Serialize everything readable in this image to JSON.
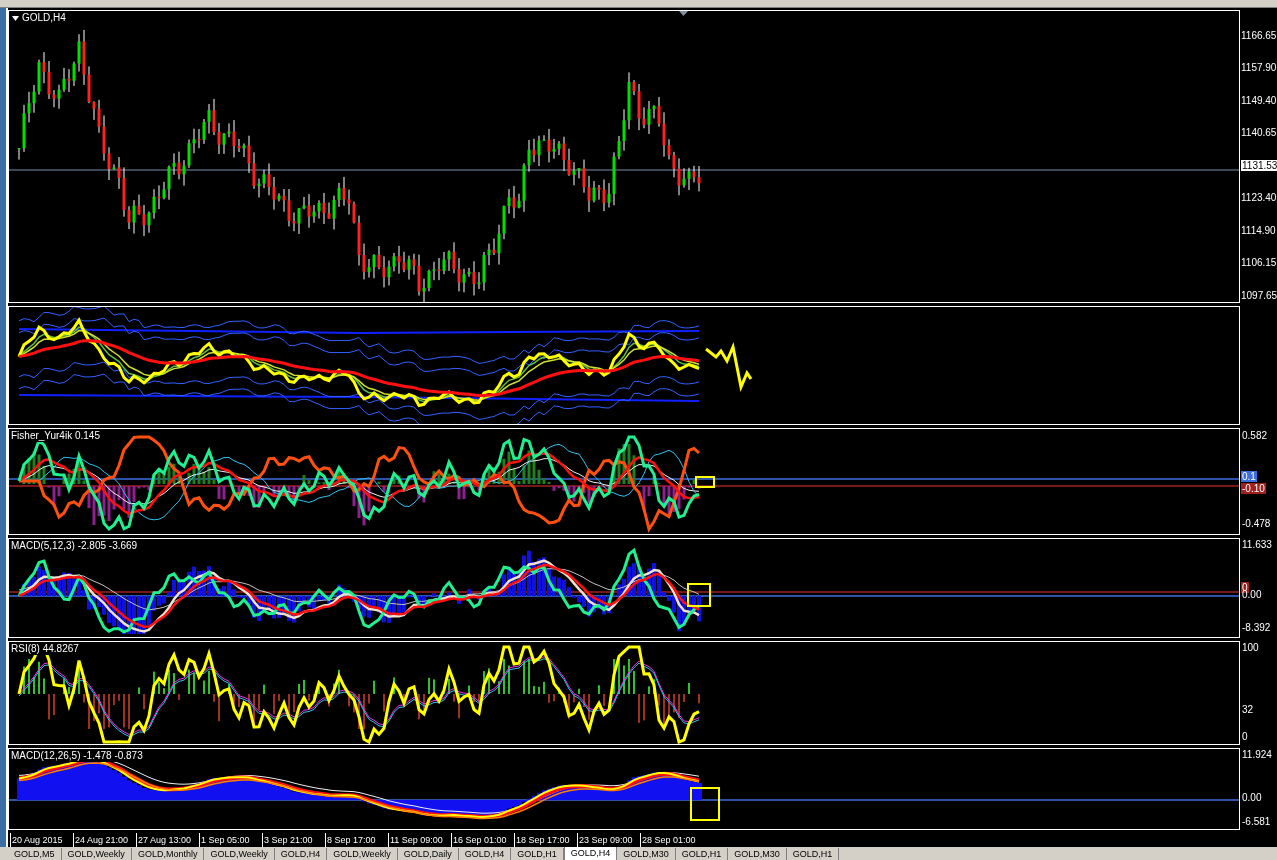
{
  "chart": {
    "title": "GOLD,H4",
    "price_axis": [
      "1166.65",
      "1157.90",
      "1149.40",
      "1140.65",
      "1123.40",
      "1114.90",
      "1106.15",
      "1097.65"
    ],
    "current_price": "1131.53"
  },
  "indicators": [
    {
      "kind": "bands"
    },
    {
      "kind": "fisher",
      "label": "Fisher_Yur4ik 0.145",
      "axis": [
        {
          "text": "0.582",
          "kind": "tick"
        },
        {
          "text": "0.1",
          "kind": "badge",
          "color": "#3c6ee0"
        },
        {
          "text": "-0.10",
          "kind": "badge",
          "color": "#a02020"
        },
        {
          "text": "-0.478",
          "kind": "tick"
        }
      ]
    },
    {
      "kind": "macd",
      "label": "MACD(5,12,3) -2.805 -3.669",
      "axis": [
        {
          "text": "11.633",
          "kind": "tick"
        },
        {
          "text": "0",
          "kind": "badge",
          "color": "#a02020"
        },
        {
          "text": "0.00",
          "kind": "tick"
        },
        {
          "text": "-8.392",
          "kind": "tick"
        }
      ]
    },
    {
      "kind": "rsi",
      "label": "RSI(8) 44.8267",
      "axis": [
        {
          "text": "100",
          "kind": "tick"
        },
        {
          "text": "32",
          "kind": "tick"
        },
        {
          "text": "0",
          "kind": "tick"
        }
      ]
    },
    {
      "kind": "macd_hist",
      "label": "MACD(12,26,5) -1.478 -0.873",
      "axis": [
        {
          "text": "11.924",
          "kind": "tick"
        },
        {
          "text": "0.00",
          "kind": "tick"
        },
        {
          "text": "-6.581",
          "kind": "tick"
        }
      ]
    }
  ],
  "time_axis": [
    "20 Aug 2015",
    "24 Aug 21:00",
    "27 Aug 13:00",
    "1 Sep 05:00",
    "3 Sep 21:00",
    "8 Sep 17:00",
    "11 Sep 09:00",
    "16 Sep 01:00",
    "18 Sep 17:00",
    "23 Sep 09:00",
    "28 Sep 01:00"
  ],
  "tabs": [
    {
      "label": "GOLD,M5",
      "selected": false
    },
    {
      "label": "GOLD,Weekly",
      "selected": false
    },
    {
      "label": "GOLD,Monthly",
      "selected": false
    },
    {
      "label": "GOLD,Weekly",
      "selected": false
    },
    {
      "label": "GOLD,H4",
      "selected": false
    },
    {
      "label": "GOLD,Weekly",
      "selected": false
    },
    {
      "label": "GOLD,Daily",
      "selected": false
    },
    {
      "label": "GOLD,H4",
      "selected": false
    },
    {
      "label": "GOLD,H1",
      "selected": false
    },
    {
      "label": "GOLD,H4",
      "selected": true
    },
    {
      "label": "GOLD,M30",
      "selected": false
    },
    {
      "label": "GOLD,H1",
      "selected": false
    },
    {
      "label": "GOLD,M30",
      "selected": false
    },
    {
      "label": "GOLD,H1",
      "selected": false
    }
  ]
}
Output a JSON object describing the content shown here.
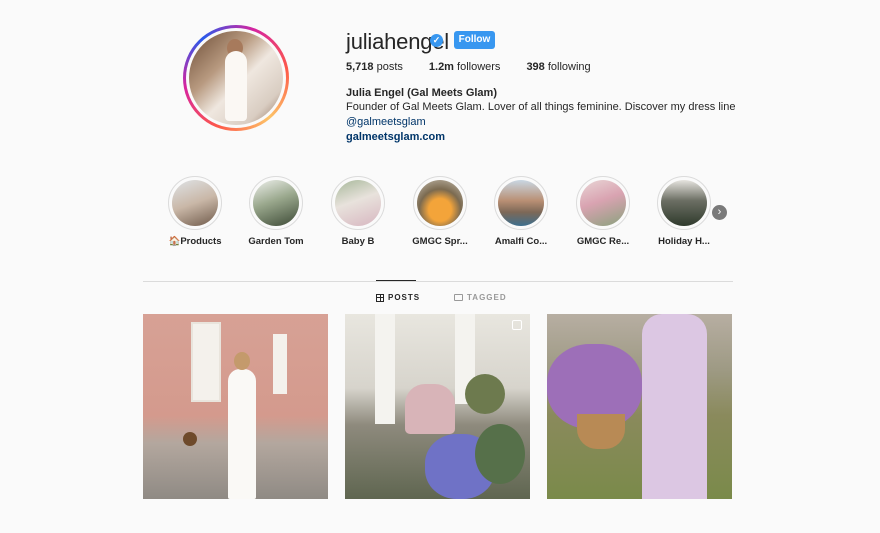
{
  "profile": {
    "username": "juliahengel",
    "follow_label": "Follow",
    "verified_icon": "verified-badge-icon",
    "stats": {
      "posts_count": "5,718",
      "posts_label": "posts",
      "followers_count": "1.2m",
      "followers_label": "followers",
      "following_count": "398",
      "following_label": "following"
    },
    "bio": {
      "name": "Julia Engel (Gal Meets Glam)",
      "text": "Founder of Gal Meets Glam. Lover of all things feminine. Discover my dress line",
      "mention": "@galmeetsglam",
      "link": "galmeetsglam.com"
    }
  },
  "highlights": [
    {
      "label": "🏠Products"
    },
    {
      "label": "Garden Tom"
    },
    {
      "label": "Baby B"
    },
    {
      "label": "GMGC Spr..."
    },
    {
      "label": "Amalfi Co..."
    },
    {
      "label": "GMGC Re..."
    },
    {
      "label": "Holiday H..."
    }
  ],
  "tabs": {
    "posts_label": "POSTS",
    "tagged_label": "TAGGED"
  },
  "colors": {
    "accent": "#3897f0",
    "link": "#003569",
    "text": "#262626",
    "background": "#fafafa"
  }
}
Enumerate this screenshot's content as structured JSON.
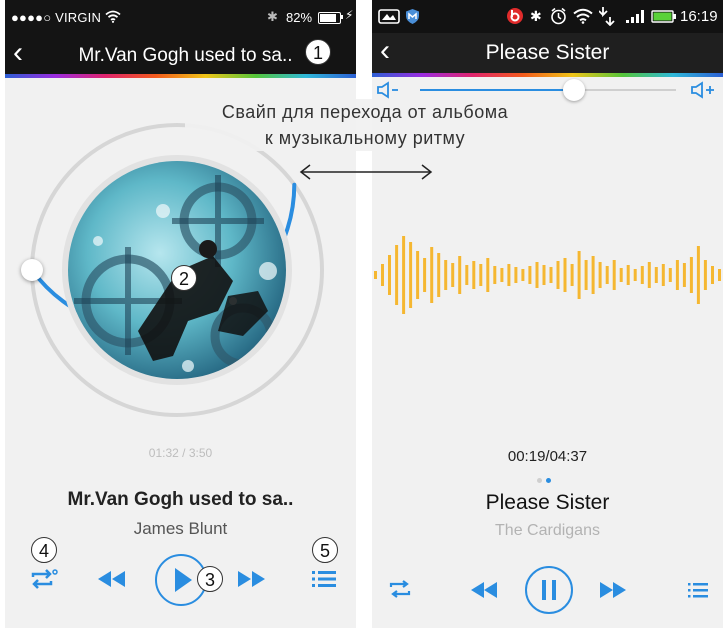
{
  "left": {
    "status": {
      "carrier": "●●●●○ VIRGIN",
      "battery": "82%",
      "battery_level": 0.82
    },
    "title": "Mr.Van Gogh used to sa..",
    "callouts": [
      "1",
      "2",
      "3",
      "4",
      "5"
    ],
    "progress": {
      "elapsed": "01:32 / 3:50",
      "fraction": 0.4
    },
    "song": "Mr.Van Gogh used to sa..",
    "artist": "James Blunt",
    "icons": [
      "back-icon",
      "repeat-icon",
      "previous-icon",
      "play-icon",
      "next-icon",
      "playlist-icon"
    ],
    "accent": "#2a8de0"
  },
  "right": {
    "status": {
      "time": "16:19"
    },
    "title": "Please Sister",
    "volume": {
      "fraction": 0.6
    },
    "time": "00:19/04:37",
    "song": "Please Sister",
    "artist": "The Cardigans",
    "page_dots": 2,
    "active_dot": 1,
    "wave_color": "#f5b731",
    "accent": "#2a8de0"
  },
  "caption": {
    "line1": "Свайп для перехода от альбома",
    "line2": "к музыкальному ритму"
  }
}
——————————
**The request**.
Repeat each record exactly as shown above, dropping all images.

**Task solution**.
Serialize everything readable in this image to JSON.
{
  "chart": {
    "title": "GOLD,H4",
    "price_axis": [
      "1166.65",
      "1157.90",
      "1149.40",
      "1140.65",
      "1123.40",
      "1114.90",
      "1106.15",
      "1097.65"
    ],
    "current_price": "1131.53"
  },
  "indicators": [
    {
      "kind": "bands"
    },
    {
      "kind": "fisher",
      "label": "Fisher_Yur4ik 0.145",
      "axis": [
        {
          "text": "0.582",
          "kind": "tick"
        },
        {
          "text": "0.1",
          "kind": "badge",
          "color": "#3c6ee0"
        },
        {
          "text": "-0.10",
          "kind": "badge",
          "color": "#a02020"
        },
        {
          "text": "-0.478",
          "kind": "tick"
        }
      ]
    },
    {
      "kind": "macd",
      "label": "MACD(5,12,3) -2.805 -3.669",
      "axis": [
        {
          "text": "11.633",
          "kind": "tick"
        },
        {
          "text": "0",
          "kind": "badge",
          "color": "#a02020"
        },
        {
          "text": "0.00",
          "kind": "tick"
        },
        {
          "text": "-8.392",
          "kind": "tick"
        }
      ]
    },
    {
      "kind": "rsi",
      "label": "RSI(8) 44.8267",
      "axis": [
        {
          "text": "100",
          "kind": "tick"
        },
        {
          "text": "32",
          "kind": "tick"
        },
        {
          "text": "0",
          "kind": "tick"
        }
      ]
    },
    {
      "kind": "macd_hist",
      "label": "MACD(12,26,5) -1.478 -0.873",
      "axis": [
        {
          "text": "11.924",
          "kind": "tick"
        },
        {
          "text": "0.00",
          "kind": "tick"
        },
        {
          "text": "-6.581",
          "kind": "tick"
        }
      ]
    }
  ],
  "time_axis": [
    "20 Aug 2015",
    "24 Aug 21:00",
    "27 Aug 13:00",
    "1 Sep 05:00",
    "3 Sep 21:00",
    "8 Sep 17:00",
    "11 Sep 09:00",
    "16 Sep 01:00",
    "18 Sep 17:00",
    "23 Sep 09:00",
    "28 Sep 01:00"
  ],
  "tabs": [
    {
      "label": "GOLD,M5",
      "selected": false
    },
    {
      "label": "GOLD,Weekly",
      "selected": false
    },
    {
      "label": "GOLD,Monthly",
      "selected": false
    },
    {
      "label": "GOLD,Weekly",
      "selected": false
    },
    {
      "label": "GOLD,H4",
      "selected": false
    },
    {
      "label": "GOLD,Weekly",
      "selected": false
    },
    {
      "label": "GOLD,Daily",
      "selected": false
    },
    {
      "label": "GOLD,H4",
      "selected": false
    },
    {
      "label": "GOLD,H1",
      "selected": false
    },
    {
      "label": "GOLD,H4",
      "selected": true
    },
    {
      "label": "GOLD,M30",
      "selected": false
    },
    {
      "label": "GOLD,H1",
      "selected": false
    },
    {
      "label": "GOLD,M30",
      "selected": false
    },
    {
      "label": "GOLD,H1",
      "selected": false
    }
  ]
}
Output a JSON object describing the content shown here.
{
  "profile": {
    "username": "juliahengel",
    "follow_label": "Follow",
    "verified_icon": "verified-badge-icon",
    "stats": {
      "posts_count": "5,718",
      "posts_label": "posts",
      "followers_count": "1.2m",
      "followers_label": "followers",
      "following_count": "398",
      "following_label": "following"
    },
    "bio": {
      "name": "Julia Engel (Gal Meets Glam)",
      "text": "Founder of Gal Meets Glam. Lover of all things feminine. Discover my dress line",
      "mention": "@galmeetsglam",
      "link": "galmeetsglam.com"
    }
  },
  "highlights": [
    {
      "label": "🏠Products"
    },
    {
      "label": "Garden Tom"
    },
    {
      "label": "Baby B"
    },
    {
      "label": "GMGC Spr..."
    },
    {
      "label": "Amalfi Co..."
    },
    {
      "label": "GMGC Re..."
    },
    {
      "label": "Holiday H..."
    }
  ],
  "tabs": {
    "posts_label": "POSTS",
    "tagged_label": "TAGGED"
  },
  "colors": {
    "accent": "#3897f0",
    "link": "#003569",
    "text": "#262626",
    "background": "#fafafa"
  }
}
Enumerate this screenshot's content as structured JSON.
{
  "left": {
    "status": {
      "carrier": "●●●●○ VIRGIN",
      "battery": "82%",
      "battery_level": 0.82
    },
    "title": "Mr.Van Gogh used to sa..",
    "callouts": [
      "1",
      "2",
      "3",
      "4",
      "5"
    ],
    "progress": {
      "elapsed": "01:32 / 3:50",
      "fraction": 0.4
    },
    "song": "Mr.Van Gogh used to sa..",
    "artist": "James Blunt",
    "icons": [
      "back-icon",
      "repeat-icon",
      "previous-icon",
      "play-icon",
      "next-icon",
      "playlist-icon"
    ],
    "accent": "#2a8de0"
  },
  "right": {
    "status": {
      "time": "16:19"
    },
    "title": "Please Sister",
    "volume": {
      "fraction": 0.6
    },
    "time": "00:19/04:37",
    "song": "Please Sister",
    "artist": "The Cardigans",
    "page_dots": 2,
    "active_dot": 1,
    "wave_color": "#f5b731",
    "accent": "#2a8de0"
  },
  "caption": {
    "line1": "Свайп для перехода от альбома",
    "line2": "к музыкальному ритму"
  }
}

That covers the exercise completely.